**SHORT TASK:**
Check every line of the entries for "Observed", and copy the lines that hold it.
--- Start DATA ROWS ---
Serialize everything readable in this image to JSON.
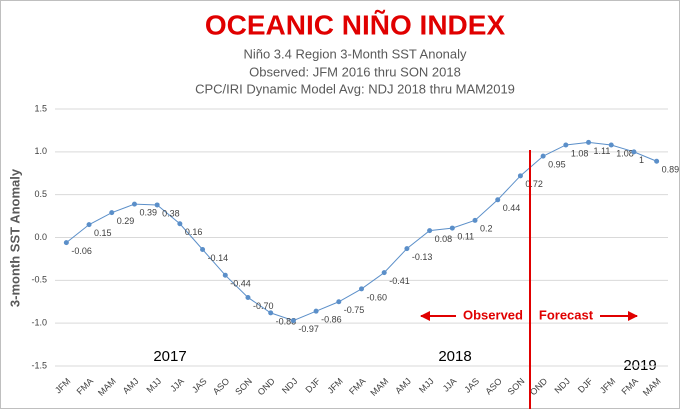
{
  "chart_data": {
    "type": "line",
    "title": "OCEANIC NIÑO INDEX",
    "subtitle": [
      "Niño 3.4 Region 3-Month SST Anonaly",
      "Observed: JFM 2016 thru SON 2018",
      "CPC/IRI Dynamic Model Avg: NDJ 2018 thru MAM2019"
    ],
    "y_label": "3-month SST Anomaly",
    "categories": [
      "JFM",
      "FMA",
      "MAM",
      "AMJ",
      "MJJ",
      "JJA",
      "JAS",
      "ASO",
      "SON",
      "OND",
      "NDJ",
      "DJF",
      "JFM",
      "FMA",
      "MAM",
      "AMJ",
      "MJJ",
      "JJA",
      "JAS",
      "ASO",
      "SON",
      "OND",
      "NDJ",
      "DJF",
      "JFM",
      "FMA",
      "MAM"
    ],
    "values": [
      -0.06,
      0.15,
      0.29,
      0.39,
      0.38,
      0.16,
      -0.14,
      -0.44,
      -0.7,
      -0.88,
      -0.97,
      -0.86,
      -0.75,
      -0.6,
      -0.41,
      -0.13,
      0.08,
      0.11,
      0.2,
      0.44,
      0.72,
      0.95,
      1.08,
      1.11,
      1.08,
      1,
      0.89
    ],
    "value_labels": [
      "-0.06",
      "0.15",
      "0.29",
      "0.39",
      "0.38",
      "0.16",
      "-0.14",
      "-0.44",
      "-0.70",
      "-0.88",
      "-0.97",
      "-0.86",
      "-0.75",
      "-0.60",
      "-0.41",
      "-0.13",
      "0.08",
      "0.11",
      "0.2",
      "0.44",
      "0.72",
      "0.95",
      "1.08",
      "1.11",
      "1.08",
      "1",
      "0.89"
    ],
    "color": "#5b8fc9",
    "ylim": [
      -1.5,
      1.5
    ],
    "yticks": [
      -1.5,
      {
        "value": -1,
        "label": "-1.0"
      },
      -0.5,
      {
        "value": 0,
        "label": "0.0"
      },
      0.5,
      {
        "value": 1,
        "label": "1.0"
      },
      1.5
    ],
    "grid": true,
    "annotations": [
      "2017",
      "2018",
      "2019",
      "Observed",
      "Forecast"
    ]
  }
}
--- End DATA ROWS ---
**RESPONSE TO THIS TASK:**
      "Observed: JFM 2016 thru SON 2018",
      "Observed",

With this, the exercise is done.